* _Task to carry out_
Scan the data below and pick out the lines containing the word "conspectu".

··········

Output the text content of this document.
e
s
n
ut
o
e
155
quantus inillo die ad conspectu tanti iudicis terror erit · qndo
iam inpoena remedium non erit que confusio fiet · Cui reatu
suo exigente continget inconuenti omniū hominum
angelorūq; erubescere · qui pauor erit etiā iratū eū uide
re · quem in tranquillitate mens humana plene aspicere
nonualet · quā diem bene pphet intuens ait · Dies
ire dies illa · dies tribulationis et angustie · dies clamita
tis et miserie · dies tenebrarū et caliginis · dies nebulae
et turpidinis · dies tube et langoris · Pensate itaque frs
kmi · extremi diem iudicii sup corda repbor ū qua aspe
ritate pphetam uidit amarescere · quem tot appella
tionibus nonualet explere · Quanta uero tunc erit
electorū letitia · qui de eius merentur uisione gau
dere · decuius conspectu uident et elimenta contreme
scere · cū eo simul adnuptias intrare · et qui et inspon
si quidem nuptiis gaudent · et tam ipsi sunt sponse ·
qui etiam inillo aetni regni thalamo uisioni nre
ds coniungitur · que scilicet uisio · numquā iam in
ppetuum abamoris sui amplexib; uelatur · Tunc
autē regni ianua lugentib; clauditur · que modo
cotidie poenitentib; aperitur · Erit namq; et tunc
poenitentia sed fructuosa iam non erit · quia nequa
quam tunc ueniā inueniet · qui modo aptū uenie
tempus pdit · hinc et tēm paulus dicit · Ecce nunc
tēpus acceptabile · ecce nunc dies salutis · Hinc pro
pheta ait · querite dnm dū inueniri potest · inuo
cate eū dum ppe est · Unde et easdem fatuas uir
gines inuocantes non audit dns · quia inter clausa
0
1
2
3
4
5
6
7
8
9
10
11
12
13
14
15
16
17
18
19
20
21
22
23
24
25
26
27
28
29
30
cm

··········

* _Exercise output_
quantus inillo die ad conspectu tanti iudicis terror erit · qndo
dere · decuius conspectu uident et elimenta contreme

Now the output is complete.